>>>

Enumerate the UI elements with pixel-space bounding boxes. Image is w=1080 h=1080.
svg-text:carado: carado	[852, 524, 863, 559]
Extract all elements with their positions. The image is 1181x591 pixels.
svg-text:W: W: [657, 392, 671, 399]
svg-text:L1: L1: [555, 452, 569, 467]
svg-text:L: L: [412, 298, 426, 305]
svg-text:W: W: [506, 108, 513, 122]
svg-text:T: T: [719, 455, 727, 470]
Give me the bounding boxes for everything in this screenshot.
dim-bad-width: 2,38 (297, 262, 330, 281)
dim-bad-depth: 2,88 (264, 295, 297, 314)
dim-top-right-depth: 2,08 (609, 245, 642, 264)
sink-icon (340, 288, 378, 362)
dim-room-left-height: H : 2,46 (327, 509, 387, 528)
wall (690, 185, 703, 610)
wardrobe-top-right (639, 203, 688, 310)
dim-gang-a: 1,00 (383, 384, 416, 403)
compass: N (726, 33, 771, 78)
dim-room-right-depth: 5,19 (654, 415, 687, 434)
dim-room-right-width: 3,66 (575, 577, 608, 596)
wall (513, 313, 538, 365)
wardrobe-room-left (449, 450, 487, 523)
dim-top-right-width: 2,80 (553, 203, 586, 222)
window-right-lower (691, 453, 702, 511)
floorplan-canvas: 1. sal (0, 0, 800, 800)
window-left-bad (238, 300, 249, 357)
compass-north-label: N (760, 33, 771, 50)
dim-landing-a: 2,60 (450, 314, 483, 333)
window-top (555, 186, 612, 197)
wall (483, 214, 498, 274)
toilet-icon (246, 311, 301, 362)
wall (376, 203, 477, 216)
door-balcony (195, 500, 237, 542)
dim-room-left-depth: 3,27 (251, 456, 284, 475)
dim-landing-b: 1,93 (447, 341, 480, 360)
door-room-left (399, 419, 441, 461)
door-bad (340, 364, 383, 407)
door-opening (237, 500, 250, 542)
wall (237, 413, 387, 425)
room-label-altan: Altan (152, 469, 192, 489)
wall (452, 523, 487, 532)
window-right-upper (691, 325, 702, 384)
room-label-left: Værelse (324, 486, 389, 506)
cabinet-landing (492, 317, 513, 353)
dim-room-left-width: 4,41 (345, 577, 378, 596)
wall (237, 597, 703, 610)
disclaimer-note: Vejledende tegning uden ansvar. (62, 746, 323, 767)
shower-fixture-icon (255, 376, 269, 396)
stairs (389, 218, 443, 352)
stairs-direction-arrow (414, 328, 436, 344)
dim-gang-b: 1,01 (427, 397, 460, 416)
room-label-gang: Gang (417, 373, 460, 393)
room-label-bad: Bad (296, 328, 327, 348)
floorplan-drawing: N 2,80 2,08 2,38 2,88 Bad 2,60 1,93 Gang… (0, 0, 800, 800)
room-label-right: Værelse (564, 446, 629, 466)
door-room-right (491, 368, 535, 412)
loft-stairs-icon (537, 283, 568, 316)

<<<

Output every one of the entries above again, line for line and unchanged.

▸ Worked answer
Enumerate the UI elements with pixel-space bounding boxes. Image is w=1080 h=1080.
svg-text:carado: carado	[852, 524, 863, 559]
Extract all elements with their positions. The image is 1181x591 pixels.
svg-text:W: W: [657, 392, 671, 399]
svg-text:L1: L1: [555, 452, 569, 467]
svg-text:L: L: [412, 298, 426, 305]
svg-text:W: W: [506, 108, 513, 122]
svg-text:T: T: [719, 455, 727, 470]
Give me the bounding boxes for everything in this screenshot.
dim-bad-width: 2,38 (297, 262, 330, 281)
dim-bad-depth: 2,88 (264, 295, 297, 314)
dim-top-right-depth: 2,08 (609, 245, 642, 264)
sink-icon (340, 288, 378, 362)
dim-room-left-height: H : 2,46 (327, 509, 387, 528)
wall (690, 185, 703, 610)
wardrobe-top-right (639, 203, 688, 310)
dim-gang-a: 1,00 (383, 384, 416, 403)
compass: N (726, 33, 771, 78)
dim-room-right-depth: 5,19 (654, 415, 687, 434)
dim-room-right-width: 3,66 (575, 577, 608, 596)
wall (513, 313, 538, 365)
wardrobe-room-left (449, 450, 487, 523)
dim-top-right-width: 2,80 (553, 203, 586, 222)
window-right-lower (691, 453, 702, 511)
floorplan-canvas: 1. sal (0, 0, 800, 800)
window-left-bad (238, 300, 249, 357)
compass-north-label: N (760, 33, 771, 50)
dim-landing-a: 2,60 (450, 314, 483, 333)
window-top (555, 186, 612, 197)
wall (483, 214, 498, 274)
toilet-icon (246, 311, 301, 362)
wall (376, 203, 477, 216)
door-balcony (195, 500, 237, 542)
dim-room-left-depth: 3,27 (251, 456, 284, 475)
dim-landing-b: 1,93 (447, 341, 480, 360)
door-room-left (399, 419, 441, 461)
door-bad (340, 364, 383, 407)
door-opening (237, 500, 250, 542)
wall (237, 413, 387, 425)
room-label-altan: Altan (152, 469, 192, 489)
wall (452, 523, 487, 532)
window-right-upper (691, 325, 702, 384)
room-label-left: Værelse (324, 486, 389, 506)
cabinet-landing (492, 317, 513, 353)
dim-room-left-width: 4,41 (345, 577, 378, 596)
wall (237, 597, 703, 610)
disclaimer-note: Vejledende tegning uden ansvar. (62, 746, 323, 767)
shower-fixture-icon (255, 376, 269, 396)
stairs (389, 218, 443, 352)
stairs-direction-arrow (414, 328, 436, 344)
dim-gang-b: 1,01 (427, 397, 460, 416)
room-label-gang: Gang (417, 373, 460, 393)
room-label-bad: Bad (296, 328, 327, 348)
floorplan-drawing: N 2,80 2,08 2,38 2,88 Bad 2,60 1,93 Gang… (0, 0, 800, 800)
room-label-right: Værelse (564, 446, 629, 466)
door-room-right (491, 368, 535, 412)
loft-stairs-icon (537, 283, 568, 316)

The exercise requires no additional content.